── Available data ──

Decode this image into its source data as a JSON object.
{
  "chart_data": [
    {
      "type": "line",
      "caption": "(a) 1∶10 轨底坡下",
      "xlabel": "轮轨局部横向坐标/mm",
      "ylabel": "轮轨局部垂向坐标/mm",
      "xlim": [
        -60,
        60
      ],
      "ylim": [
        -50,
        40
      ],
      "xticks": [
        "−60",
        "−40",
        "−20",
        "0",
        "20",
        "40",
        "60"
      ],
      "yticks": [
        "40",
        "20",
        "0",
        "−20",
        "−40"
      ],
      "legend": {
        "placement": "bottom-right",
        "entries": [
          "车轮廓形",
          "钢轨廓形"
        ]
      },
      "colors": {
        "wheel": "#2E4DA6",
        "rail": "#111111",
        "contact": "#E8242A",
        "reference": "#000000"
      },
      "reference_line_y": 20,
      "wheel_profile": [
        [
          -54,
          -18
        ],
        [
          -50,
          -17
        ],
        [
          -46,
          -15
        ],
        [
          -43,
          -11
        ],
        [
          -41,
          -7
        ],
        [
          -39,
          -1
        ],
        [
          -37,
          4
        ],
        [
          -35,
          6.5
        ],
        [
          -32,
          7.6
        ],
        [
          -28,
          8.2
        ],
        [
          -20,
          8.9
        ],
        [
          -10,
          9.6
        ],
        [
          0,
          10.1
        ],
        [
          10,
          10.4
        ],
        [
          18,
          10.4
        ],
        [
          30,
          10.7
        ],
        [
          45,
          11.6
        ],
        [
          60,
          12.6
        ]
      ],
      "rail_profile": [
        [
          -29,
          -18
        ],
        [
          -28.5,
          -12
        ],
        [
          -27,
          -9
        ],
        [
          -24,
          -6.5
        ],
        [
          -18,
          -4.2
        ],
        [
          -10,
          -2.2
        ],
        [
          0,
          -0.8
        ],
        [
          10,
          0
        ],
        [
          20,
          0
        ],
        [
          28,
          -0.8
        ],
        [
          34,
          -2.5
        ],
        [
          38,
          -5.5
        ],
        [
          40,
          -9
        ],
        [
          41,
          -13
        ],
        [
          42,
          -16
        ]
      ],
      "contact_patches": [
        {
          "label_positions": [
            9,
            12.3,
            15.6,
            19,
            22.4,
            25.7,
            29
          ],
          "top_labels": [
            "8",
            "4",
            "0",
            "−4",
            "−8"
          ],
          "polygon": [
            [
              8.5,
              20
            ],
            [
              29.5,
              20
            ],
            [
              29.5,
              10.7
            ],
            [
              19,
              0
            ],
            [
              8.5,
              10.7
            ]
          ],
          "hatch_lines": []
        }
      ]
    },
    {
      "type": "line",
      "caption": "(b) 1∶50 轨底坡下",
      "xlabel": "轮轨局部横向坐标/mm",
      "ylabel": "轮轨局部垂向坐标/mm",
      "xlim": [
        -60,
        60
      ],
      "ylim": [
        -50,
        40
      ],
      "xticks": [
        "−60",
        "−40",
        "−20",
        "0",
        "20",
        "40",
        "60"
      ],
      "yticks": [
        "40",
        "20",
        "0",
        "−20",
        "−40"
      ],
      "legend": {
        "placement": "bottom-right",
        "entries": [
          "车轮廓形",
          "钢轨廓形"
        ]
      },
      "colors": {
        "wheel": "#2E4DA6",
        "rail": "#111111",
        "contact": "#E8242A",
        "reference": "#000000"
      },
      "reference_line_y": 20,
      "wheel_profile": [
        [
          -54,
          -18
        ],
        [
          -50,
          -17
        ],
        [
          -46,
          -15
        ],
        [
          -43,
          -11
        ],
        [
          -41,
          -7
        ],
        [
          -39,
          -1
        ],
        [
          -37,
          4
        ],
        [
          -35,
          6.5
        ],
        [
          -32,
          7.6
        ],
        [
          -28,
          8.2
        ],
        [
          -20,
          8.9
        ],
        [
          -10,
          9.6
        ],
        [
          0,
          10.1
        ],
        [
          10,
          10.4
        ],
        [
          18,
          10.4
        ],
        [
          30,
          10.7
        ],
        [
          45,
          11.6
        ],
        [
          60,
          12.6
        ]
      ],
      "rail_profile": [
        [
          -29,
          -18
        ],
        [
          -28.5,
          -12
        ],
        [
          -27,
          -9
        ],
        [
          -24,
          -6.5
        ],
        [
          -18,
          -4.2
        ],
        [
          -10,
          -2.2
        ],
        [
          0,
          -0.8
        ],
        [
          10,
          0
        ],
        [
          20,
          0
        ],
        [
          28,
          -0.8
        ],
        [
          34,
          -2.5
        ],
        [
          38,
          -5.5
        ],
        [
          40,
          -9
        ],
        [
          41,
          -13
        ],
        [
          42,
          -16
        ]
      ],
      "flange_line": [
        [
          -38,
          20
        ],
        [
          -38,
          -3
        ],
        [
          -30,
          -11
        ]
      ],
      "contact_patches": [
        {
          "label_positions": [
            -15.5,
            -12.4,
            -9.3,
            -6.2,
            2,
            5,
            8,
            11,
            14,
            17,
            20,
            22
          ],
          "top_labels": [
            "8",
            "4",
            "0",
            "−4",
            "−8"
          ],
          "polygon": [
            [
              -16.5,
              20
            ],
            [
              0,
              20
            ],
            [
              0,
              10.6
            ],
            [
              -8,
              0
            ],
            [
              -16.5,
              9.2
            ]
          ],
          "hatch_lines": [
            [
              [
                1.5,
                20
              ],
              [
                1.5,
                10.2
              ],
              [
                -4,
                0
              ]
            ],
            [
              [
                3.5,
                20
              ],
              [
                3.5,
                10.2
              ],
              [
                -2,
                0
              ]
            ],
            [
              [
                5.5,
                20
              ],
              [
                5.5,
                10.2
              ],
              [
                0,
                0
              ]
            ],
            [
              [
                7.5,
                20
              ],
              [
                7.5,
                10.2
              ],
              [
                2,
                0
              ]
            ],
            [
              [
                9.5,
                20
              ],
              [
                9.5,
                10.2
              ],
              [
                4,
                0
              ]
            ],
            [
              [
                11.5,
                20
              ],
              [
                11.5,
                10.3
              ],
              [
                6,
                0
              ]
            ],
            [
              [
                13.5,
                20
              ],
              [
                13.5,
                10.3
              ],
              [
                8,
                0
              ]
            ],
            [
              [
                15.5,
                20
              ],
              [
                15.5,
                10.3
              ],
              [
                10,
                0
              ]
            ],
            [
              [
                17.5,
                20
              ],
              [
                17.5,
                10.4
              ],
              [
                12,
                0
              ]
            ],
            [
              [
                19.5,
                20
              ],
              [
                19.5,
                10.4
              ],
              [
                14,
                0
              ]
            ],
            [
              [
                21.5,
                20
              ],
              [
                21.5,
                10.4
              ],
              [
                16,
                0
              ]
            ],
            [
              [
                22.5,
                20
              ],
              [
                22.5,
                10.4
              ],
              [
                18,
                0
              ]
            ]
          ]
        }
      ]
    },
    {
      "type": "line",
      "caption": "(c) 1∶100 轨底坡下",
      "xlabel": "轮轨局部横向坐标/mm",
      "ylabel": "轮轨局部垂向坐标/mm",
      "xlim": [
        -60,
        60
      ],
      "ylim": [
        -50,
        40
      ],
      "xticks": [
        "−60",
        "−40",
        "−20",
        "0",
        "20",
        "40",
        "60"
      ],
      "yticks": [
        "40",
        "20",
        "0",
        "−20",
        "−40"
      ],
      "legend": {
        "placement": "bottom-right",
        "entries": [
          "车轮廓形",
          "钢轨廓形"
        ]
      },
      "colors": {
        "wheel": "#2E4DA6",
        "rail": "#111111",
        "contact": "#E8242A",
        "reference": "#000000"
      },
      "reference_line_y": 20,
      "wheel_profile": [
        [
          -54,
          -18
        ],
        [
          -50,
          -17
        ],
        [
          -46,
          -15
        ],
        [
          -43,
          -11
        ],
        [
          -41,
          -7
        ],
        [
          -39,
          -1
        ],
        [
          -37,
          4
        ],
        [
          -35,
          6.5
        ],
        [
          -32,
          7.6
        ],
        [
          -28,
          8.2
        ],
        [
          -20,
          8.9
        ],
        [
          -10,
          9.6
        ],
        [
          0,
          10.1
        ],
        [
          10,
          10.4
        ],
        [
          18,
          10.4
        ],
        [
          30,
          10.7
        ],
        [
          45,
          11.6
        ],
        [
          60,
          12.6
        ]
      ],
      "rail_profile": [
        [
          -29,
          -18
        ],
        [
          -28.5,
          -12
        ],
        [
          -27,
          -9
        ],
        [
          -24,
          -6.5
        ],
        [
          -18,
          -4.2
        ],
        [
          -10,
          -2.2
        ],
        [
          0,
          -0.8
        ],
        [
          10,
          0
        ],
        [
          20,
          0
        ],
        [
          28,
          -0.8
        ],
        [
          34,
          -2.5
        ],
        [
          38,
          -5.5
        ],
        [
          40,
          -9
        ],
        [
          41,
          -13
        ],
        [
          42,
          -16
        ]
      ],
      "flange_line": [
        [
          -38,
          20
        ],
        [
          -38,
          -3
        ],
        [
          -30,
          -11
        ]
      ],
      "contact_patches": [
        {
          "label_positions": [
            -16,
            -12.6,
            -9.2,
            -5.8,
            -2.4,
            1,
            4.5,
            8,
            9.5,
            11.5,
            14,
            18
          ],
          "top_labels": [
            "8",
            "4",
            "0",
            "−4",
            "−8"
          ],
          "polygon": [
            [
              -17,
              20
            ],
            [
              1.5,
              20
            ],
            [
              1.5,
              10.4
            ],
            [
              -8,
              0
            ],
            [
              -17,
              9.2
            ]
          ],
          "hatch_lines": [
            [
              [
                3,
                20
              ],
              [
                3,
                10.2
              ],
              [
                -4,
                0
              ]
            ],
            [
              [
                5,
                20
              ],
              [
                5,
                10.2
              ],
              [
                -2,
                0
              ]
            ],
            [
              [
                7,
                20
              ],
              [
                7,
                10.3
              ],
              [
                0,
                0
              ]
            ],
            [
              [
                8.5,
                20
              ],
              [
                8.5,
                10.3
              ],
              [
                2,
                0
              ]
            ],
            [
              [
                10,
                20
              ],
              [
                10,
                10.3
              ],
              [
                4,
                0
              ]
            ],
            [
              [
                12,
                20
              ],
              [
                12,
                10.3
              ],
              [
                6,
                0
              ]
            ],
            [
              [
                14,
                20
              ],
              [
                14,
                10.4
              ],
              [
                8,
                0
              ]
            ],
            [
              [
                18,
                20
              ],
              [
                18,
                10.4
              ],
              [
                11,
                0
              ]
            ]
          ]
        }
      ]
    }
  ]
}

───

Directive: In the listing, find all lines with the string "轨底坡下" and copy them.

Exercise result:
      "caption": "(a) 1∶10 轨底坡下",
      "caption": "(b) 1∶50 轨底坡下",
      "caption": "(c) 1∶100 轨底坡下",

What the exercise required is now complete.